Start of Data records
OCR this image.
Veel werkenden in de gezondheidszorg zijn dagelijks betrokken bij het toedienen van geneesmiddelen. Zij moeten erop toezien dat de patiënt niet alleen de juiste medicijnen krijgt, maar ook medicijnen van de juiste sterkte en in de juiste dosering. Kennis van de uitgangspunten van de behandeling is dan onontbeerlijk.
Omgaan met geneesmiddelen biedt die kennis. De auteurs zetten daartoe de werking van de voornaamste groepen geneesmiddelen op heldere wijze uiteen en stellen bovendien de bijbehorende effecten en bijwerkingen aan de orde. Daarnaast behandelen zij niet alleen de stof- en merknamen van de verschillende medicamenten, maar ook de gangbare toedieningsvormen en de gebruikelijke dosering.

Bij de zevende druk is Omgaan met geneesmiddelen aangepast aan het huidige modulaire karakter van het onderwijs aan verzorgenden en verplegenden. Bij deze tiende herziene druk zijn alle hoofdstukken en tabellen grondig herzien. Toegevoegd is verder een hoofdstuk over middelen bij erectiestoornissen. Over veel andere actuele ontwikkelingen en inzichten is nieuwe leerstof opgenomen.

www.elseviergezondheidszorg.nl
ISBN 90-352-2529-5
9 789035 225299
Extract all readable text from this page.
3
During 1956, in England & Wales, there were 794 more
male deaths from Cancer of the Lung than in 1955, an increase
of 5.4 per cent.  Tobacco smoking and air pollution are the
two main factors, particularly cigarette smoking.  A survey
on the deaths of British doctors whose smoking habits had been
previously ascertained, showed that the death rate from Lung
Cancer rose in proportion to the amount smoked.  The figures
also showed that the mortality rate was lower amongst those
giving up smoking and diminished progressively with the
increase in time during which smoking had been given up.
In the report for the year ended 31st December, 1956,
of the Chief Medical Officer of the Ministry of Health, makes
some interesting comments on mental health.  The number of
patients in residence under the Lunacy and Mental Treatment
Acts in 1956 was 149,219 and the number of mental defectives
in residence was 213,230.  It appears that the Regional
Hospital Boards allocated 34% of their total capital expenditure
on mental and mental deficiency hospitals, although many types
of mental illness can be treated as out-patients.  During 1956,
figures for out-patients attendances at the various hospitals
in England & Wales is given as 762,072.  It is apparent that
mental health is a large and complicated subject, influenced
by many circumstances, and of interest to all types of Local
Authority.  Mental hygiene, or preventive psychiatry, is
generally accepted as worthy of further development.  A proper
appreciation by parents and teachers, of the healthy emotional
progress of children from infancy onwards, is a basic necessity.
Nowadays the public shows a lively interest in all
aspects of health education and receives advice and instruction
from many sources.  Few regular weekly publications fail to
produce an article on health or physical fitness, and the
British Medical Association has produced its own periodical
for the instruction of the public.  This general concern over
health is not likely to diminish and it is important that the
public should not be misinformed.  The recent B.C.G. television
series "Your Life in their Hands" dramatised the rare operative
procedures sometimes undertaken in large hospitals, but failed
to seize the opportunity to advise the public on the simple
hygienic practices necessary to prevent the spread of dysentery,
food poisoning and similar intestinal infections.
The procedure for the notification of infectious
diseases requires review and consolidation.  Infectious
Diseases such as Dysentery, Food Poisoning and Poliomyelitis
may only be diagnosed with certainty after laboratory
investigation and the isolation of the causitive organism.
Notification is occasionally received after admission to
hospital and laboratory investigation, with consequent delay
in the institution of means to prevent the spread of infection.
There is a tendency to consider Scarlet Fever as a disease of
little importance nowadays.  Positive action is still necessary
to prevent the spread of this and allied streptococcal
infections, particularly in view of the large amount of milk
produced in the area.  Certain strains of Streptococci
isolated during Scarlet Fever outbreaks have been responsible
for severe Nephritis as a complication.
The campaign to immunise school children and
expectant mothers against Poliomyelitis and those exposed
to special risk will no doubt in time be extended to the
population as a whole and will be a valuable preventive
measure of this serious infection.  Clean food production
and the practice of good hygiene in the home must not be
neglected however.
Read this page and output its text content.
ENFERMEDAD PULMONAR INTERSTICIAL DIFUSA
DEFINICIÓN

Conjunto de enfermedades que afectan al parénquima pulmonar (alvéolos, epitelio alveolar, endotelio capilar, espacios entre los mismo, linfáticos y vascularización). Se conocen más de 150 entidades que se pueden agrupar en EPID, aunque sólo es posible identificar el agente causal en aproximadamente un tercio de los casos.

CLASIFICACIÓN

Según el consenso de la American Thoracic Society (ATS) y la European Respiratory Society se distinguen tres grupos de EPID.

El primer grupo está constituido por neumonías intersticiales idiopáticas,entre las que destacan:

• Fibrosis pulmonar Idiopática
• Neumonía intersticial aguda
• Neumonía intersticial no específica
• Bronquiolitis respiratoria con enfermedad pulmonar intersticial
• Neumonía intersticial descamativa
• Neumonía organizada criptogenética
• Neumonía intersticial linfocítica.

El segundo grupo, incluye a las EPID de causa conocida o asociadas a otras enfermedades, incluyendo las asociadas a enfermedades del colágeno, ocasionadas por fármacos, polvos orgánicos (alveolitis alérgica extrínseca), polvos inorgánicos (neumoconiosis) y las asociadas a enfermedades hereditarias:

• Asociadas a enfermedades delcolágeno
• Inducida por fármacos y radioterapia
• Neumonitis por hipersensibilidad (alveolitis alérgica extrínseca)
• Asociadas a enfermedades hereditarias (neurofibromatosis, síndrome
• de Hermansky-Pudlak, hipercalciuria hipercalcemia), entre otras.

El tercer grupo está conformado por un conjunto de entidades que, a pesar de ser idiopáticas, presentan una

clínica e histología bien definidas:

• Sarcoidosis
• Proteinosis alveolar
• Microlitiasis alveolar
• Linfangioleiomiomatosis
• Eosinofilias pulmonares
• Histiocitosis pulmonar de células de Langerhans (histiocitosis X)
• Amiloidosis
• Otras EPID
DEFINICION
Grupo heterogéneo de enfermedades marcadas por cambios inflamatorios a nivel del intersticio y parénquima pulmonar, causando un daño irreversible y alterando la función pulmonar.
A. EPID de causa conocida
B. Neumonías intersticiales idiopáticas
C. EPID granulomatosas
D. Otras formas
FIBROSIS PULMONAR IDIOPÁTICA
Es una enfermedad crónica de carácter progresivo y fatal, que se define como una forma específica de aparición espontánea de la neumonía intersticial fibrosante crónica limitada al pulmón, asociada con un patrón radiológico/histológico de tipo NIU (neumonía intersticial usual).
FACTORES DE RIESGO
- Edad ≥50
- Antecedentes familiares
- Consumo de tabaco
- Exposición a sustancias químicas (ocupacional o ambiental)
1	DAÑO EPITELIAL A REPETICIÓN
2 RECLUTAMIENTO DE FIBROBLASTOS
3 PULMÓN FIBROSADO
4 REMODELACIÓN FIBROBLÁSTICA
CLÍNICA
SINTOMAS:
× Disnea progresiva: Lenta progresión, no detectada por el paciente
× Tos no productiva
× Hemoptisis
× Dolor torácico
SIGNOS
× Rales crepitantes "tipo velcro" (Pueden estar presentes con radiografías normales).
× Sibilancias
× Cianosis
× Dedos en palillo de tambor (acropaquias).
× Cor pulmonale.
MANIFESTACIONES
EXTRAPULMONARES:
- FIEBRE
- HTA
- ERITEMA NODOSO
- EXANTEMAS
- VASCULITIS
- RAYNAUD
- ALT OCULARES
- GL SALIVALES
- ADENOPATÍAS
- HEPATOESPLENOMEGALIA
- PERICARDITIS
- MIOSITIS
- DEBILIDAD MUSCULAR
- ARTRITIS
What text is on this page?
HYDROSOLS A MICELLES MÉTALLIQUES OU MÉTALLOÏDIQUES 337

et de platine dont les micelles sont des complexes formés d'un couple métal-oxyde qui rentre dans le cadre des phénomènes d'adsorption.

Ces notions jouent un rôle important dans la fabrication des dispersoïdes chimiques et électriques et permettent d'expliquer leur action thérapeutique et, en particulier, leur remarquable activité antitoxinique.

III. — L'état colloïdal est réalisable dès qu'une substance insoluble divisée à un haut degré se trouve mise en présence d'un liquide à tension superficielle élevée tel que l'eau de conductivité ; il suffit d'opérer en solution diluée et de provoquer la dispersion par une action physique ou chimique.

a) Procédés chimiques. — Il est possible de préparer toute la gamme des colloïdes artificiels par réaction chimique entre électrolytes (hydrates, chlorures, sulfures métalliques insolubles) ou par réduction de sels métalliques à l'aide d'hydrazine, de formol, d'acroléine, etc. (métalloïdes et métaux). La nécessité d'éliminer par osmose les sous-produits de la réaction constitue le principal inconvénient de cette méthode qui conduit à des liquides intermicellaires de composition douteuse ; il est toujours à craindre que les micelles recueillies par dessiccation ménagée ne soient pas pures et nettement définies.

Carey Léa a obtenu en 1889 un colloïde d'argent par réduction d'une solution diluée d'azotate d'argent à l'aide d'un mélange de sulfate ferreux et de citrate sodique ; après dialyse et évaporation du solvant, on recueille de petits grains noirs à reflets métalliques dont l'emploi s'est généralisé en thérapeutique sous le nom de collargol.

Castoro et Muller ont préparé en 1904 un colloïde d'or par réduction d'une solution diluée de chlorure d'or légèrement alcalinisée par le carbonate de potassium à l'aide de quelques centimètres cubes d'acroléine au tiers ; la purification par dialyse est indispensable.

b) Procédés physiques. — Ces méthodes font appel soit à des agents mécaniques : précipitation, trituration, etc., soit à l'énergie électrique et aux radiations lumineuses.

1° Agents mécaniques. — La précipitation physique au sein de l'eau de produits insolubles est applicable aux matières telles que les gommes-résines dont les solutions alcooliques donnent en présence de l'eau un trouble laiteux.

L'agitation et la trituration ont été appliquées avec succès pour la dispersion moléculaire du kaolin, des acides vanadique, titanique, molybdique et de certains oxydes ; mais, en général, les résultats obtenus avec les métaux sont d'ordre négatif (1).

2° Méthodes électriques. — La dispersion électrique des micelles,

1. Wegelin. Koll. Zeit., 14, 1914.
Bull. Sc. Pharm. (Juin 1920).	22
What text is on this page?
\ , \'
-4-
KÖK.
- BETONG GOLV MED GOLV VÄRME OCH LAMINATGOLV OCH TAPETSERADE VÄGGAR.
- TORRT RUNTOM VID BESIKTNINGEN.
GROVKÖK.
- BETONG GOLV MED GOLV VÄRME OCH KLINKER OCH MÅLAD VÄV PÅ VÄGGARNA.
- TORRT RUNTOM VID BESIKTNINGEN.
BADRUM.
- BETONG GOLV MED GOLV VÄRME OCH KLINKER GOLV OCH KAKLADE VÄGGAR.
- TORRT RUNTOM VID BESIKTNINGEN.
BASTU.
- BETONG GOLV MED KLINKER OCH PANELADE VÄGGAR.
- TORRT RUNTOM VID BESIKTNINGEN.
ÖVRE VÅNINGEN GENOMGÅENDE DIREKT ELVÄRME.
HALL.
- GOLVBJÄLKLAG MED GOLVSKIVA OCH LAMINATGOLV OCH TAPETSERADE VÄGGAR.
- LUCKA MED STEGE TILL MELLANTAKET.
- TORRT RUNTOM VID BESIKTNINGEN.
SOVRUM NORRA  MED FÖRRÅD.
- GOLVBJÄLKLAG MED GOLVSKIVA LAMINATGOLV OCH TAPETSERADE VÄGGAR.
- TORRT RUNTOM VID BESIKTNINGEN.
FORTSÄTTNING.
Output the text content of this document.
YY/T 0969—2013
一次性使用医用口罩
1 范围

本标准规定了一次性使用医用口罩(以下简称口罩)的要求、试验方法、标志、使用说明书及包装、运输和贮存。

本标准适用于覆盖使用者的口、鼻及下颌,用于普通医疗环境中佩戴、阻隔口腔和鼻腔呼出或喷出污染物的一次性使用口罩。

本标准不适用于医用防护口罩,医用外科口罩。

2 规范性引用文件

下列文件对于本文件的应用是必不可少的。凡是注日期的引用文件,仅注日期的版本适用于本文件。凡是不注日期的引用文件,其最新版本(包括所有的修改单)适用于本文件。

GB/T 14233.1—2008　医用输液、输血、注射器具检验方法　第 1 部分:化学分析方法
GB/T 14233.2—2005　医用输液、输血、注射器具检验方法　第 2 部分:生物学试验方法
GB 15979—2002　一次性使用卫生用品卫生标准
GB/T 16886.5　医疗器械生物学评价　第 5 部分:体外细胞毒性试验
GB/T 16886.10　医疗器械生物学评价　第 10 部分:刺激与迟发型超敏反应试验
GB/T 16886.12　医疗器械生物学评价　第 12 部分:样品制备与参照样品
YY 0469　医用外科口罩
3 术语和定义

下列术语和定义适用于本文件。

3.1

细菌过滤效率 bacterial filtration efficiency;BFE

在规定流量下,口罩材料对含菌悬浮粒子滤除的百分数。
End of Data records
▶ **Problem to solve**
Reproduce each line of the material in which the string "sous" occurs.

▶ **Exercise answer**
a) Procédés chimiques. — Il est possible de préparer toute la gamme des colloïdes artificiels par réaction chimique entre électrolytes (hydrates, chlorures, sulfures métalliques insolubles) ou par réduction de sels métalliques à l'aide d'hydrazine, de formol, d'acroléine, etc. (métalloïdes et métaux). La nécessité d'éliminer par osmose les sous-produits de la réaction constitue le principal inconvénient de cette méthode qui conduit à des liquides intermicellaires de composition douteuse ; il est toujours à craindre que les micelles recueillies par dessiccation ménagée ne soient pas pures et nettement définies.
Carey Léa a obtenu en 1889 un colloïde d'argent par réduction d'une solution diluée d'azotate d'argent à l'aide d'un mélange de sulfate ferreux et de citrate sodique ; après dialyse et évaporation du solvant, on recueille de petits grains noirs à reflets métalliques dont l'emploi s'est généralisé en thérapeutique sous le nom de collargol.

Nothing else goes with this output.